[START Page]

The program serves people with intellectual disabilities, autism, cerebral palsy or other disabilities. The goal is to provide them care in their homes or community instead of sending them to more costly institutions.
About 32,000 Floridians have this waiver now, but about 20,000 remain on a waiting list, according to a spokeswoman for the Agency for Persons with Disabilities. The state hasn’t provided enough money to fully empty out the waiting list for home- and community-based care.
Florida’s waiting list is the second-highest in the nation behind Texas as of 2014, according to the Henry J. Kaiser Family Foundation. That’s not surprising considering Florida’s large population, but some states do a better job at clearing off the waiting list than others.
It’s important to note that Florida’s "critical needs" waiting list is a classification devised during Scott’s administration. So when he says he completely funded this waiting list "for the first time ever," he is referring to something that has only existed for a few years.

[END Page]

# Request 1
Transcribe the passage on Florida's disability waiver waiting list verbatim, beginning at the words "About 32,000 Floridians" and stopping after "list than others.".
# Request 2
List the specific disabilities that the passage on Florida's disability waiver waiting list names as served by the program.
# Request 3
Write the next part of the passage on Florida's disability waiver waiting list, continuing from its final sentence.

[START Given information]

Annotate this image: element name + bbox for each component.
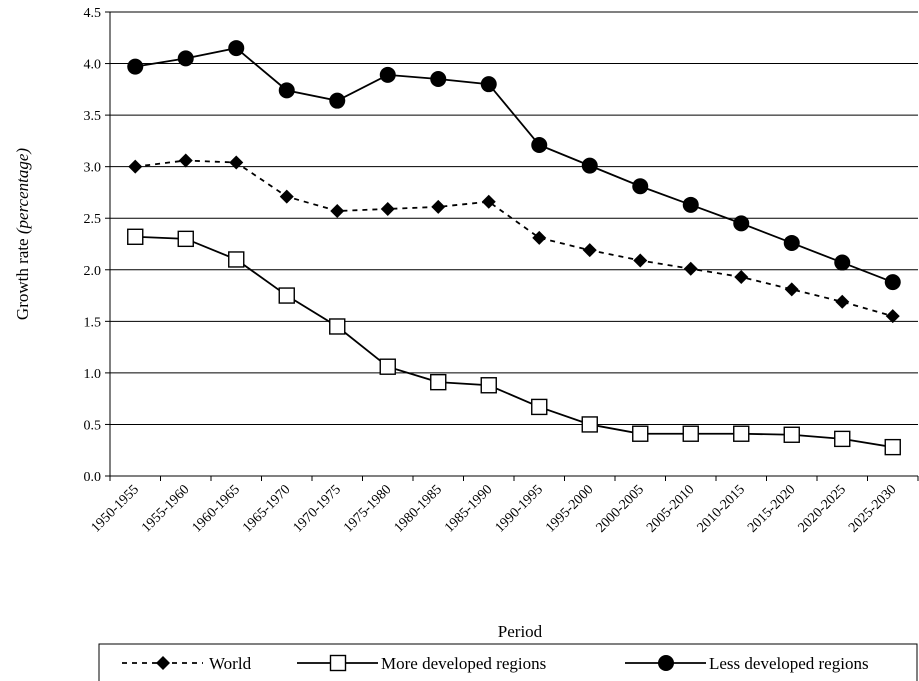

[END Given information]

# Written answer 1
About 32,000 Floridians have this waiver now, but about 20,000 remain on a waiting list, according to a spokeswoman for the Agency for Persons with Disabilities. The state hasn’t provided enough money to fully empty out the waiting list for home- and community-based care.
Florida’s waiting list is the second-highest in the nation behind Texas as of 2014, according to the Henry J. Kaiser Family Foundation. That’s not surprising considering Florida’s large population, but some states do a better job at clearing off the waiting list than others.

# Written answer 2
intellectual disabilities
autism
cerebral palsy

# Written answer 3
In 2013, the state Agency for Persons with Disabilities had a work group that met to discuss how to reduce the waiting list.
"We decided to take those with the most critical needs first," said agency spokeswoman Melanie Etters. That’s when the agency came up with the idea for a specific "critical needs" waiting list.
The state assesses those on the waiting list and places them into different categories based on criteria set out in state law in July 2010, a few months before Scott took office. People who end up on this critical needs list face difficult circumstances, such as being a child in the welfare system or a person at risk of losing a caregiver.
The state received money to whittle the critical needs list starting in 2013 when it gave waivers to 1,600 Floridians. However, some still remained on the list that year. The next year, 2014, the state emptied out the list for the first time when it gave waivers to 1,200 people. Again in 2015, the agency received enough money to offer a waiver to everyone on the critical needs list, around 2,500 at that time.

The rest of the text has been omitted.